• **DATA SUPPLIED**:

──────

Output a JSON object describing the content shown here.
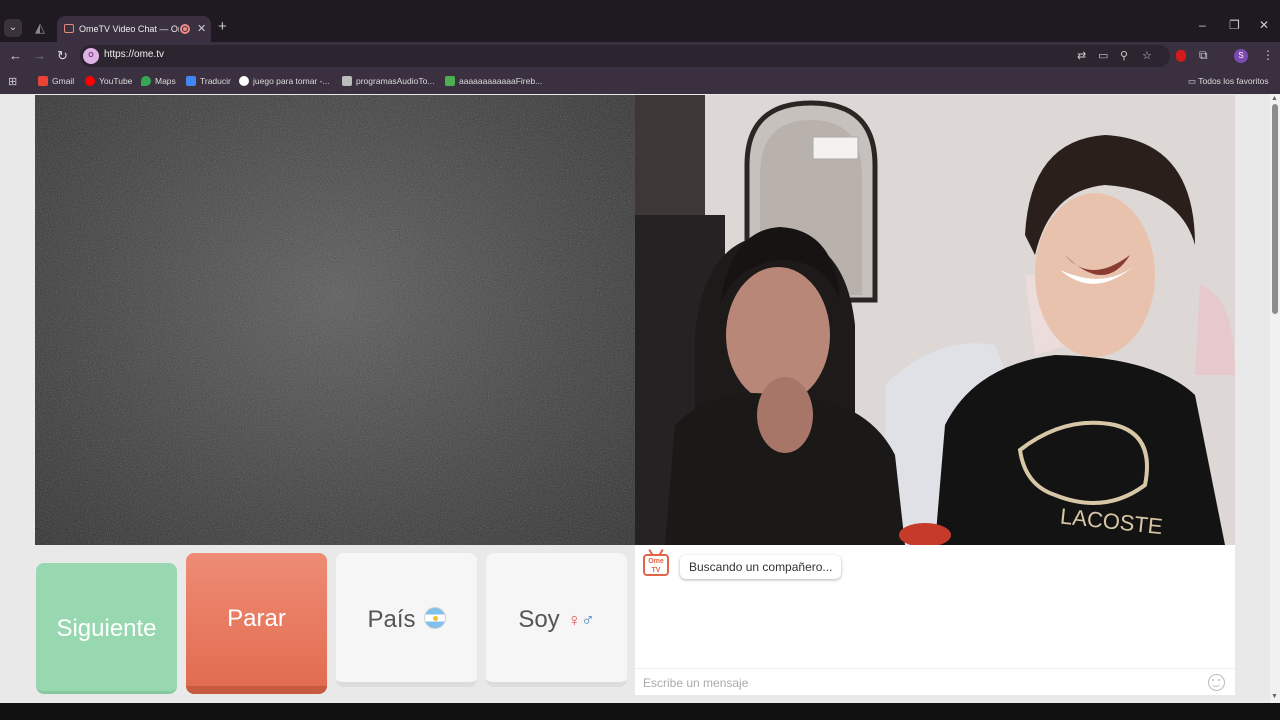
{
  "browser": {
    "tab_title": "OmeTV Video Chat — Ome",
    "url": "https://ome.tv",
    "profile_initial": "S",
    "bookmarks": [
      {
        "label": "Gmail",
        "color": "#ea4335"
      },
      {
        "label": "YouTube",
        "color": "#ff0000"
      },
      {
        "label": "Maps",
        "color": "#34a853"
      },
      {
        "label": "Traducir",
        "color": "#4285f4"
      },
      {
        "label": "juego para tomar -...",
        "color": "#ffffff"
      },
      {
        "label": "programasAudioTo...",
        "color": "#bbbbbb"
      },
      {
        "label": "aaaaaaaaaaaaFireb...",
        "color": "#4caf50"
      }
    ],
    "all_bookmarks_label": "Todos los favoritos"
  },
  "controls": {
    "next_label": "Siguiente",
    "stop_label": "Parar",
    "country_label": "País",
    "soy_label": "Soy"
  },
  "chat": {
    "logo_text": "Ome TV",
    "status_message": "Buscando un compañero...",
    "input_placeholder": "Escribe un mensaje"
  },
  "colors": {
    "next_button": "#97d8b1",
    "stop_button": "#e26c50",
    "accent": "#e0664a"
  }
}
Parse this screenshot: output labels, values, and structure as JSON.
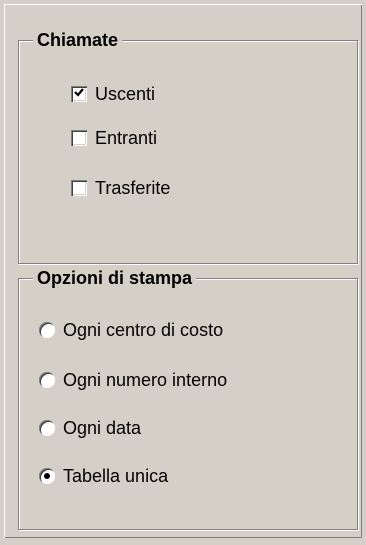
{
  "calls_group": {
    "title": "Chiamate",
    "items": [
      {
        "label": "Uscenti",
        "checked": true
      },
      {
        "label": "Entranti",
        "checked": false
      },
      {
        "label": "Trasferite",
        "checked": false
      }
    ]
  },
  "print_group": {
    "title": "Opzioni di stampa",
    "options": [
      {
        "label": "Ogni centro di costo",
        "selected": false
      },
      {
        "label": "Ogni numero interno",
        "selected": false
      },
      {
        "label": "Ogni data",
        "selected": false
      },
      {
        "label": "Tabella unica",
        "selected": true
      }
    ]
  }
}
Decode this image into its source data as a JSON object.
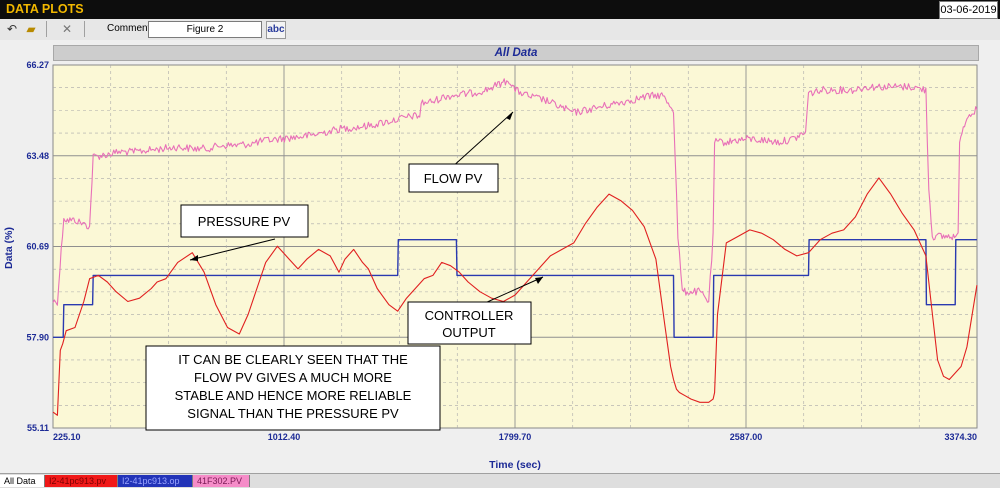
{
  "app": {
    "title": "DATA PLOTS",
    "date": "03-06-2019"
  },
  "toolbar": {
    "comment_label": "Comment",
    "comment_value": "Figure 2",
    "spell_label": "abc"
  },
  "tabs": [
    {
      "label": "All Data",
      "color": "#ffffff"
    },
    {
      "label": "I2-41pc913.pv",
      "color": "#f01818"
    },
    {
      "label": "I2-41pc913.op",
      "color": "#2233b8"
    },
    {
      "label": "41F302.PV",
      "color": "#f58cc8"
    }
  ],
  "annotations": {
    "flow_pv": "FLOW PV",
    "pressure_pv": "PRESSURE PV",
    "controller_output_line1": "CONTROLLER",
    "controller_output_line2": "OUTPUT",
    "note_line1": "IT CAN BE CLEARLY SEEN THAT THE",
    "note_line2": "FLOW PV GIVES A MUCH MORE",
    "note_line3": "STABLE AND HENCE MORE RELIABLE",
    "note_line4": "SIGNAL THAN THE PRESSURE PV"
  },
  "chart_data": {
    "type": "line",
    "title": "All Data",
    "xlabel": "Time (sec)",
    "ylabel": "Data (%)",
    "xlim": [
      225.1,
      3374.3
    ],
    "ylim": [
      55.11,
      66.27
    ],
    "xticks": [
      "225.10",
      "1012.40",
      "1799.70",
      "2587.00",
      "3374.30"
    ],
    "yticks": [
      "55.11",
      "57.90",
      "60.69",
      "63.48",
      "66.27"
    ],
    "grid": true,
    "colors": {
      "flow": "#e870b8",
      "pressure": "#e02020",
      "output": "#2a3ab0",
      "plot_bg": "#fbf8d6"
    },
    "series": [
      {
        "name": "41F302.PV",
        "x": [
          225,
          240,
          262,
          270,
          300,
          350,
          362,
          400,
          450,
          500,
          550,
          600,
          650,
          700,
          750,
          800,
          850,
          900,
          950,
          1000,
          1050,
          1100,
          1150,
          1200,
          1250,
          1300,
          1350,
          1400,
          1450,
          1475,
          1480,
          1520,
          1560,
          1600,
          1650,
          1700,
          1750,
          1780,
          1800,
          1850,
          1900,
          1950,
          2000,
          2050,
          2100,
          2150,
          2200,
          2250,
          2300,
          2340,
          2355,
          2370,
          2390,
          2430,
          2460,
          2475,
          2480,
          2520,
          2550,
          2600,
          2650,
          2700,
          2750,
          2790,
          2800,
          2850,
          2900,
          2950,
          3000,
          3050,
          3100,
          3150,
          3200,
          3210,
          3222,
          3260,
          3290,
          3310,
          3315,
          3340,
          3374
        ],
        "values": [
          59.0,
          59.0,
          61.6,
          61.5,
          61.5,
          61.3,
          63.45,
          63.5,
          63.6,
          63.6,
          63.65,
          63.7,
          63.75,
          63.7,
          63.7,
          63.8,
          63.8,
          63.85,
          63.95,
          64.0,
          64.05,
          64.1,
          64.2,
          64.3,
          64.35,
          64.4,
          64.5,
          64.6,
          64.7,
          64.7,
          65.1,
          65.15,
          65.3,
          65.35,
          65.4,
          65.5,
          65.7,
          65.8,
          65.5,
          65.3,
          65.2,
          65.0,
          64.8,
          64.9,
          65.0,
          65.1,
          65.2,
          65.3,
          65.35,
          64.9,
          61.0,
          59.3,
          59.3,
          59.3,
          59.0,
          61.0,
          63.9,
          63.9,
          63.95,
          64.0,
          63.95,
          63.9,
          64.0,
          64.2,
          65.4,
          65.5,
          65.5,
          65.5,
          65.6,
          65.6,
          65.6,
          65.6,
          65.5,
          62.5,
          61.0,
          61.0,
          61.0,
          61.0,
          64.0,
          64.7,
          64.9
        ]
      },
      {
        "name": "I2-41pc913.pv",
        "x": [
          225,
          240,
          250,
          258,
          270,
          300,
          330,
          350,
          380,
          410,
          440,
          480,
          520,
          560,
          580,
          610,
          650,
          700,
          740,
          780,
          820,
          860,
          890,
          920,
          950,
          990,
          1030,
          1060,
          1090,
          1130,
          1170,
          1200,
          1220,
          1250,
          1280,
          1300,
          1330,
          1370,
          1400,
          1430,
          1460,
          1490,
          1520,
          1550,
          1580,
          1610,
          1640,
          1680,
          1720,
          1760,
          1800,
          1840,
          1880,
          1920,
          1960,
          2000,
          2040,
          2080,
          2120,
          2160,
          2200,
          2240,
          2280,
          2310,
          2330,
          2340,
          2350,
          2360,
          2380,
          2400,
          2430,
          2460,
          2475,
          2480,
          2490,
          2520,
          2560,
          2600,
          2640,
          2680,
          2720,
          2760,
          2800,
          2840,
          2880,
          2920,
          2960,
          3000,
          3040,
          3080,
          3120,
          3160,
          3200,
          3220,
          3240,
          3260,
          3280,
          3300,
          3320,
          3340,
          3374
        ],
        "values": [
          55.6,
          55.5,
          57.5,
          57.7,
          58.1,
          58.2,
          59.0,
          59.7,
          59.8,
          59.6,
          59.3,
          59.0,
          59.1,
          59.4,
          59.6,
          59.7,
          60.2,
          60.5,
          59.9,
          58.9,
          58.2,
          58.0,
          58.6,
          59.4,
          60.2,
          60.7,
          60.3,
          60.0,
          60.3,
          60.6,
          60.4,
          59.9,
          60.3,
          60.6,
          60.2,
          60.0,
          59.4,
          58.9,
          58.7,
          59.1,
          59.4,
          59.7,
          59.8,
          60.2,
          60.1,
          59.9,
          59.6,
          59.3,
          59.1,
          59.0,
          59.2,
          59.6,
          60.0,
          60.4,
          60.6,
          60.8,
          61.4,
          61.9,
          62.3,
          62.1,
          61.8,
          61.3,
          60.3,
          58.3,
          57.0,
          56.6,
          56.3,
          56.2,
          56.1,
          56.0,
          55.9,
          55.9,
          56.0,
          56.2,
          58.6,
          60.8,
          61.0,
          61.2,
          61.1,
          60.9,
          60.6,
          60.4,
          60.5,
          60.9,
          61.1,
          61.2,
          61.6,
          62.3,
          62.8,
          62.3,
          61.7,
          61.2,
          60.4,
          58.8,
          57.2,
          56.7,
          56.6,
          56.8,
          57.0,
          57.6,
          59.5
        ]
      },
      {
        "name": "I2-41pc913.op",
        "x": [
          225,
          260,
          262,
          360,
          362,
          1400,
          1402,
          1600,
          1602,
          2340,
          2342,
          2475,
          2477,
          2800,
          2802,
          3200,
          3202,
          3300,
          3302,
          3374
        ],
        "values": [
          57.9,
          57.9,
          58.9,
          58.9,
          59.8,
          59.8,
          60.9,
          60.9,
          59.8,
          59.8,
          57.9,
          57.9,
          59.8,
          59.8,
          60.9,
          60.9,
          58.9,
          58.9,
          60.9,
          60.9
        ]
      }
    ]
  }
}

──────

• **SHORT PROBLEM**: Report each line in the data that holds the word "Ogni".

• **PROBLEM SOLUTION**:
        "label": "Ogni centro di costo",
        "label": "Ogni numero interno",
        "label": "Ogni data",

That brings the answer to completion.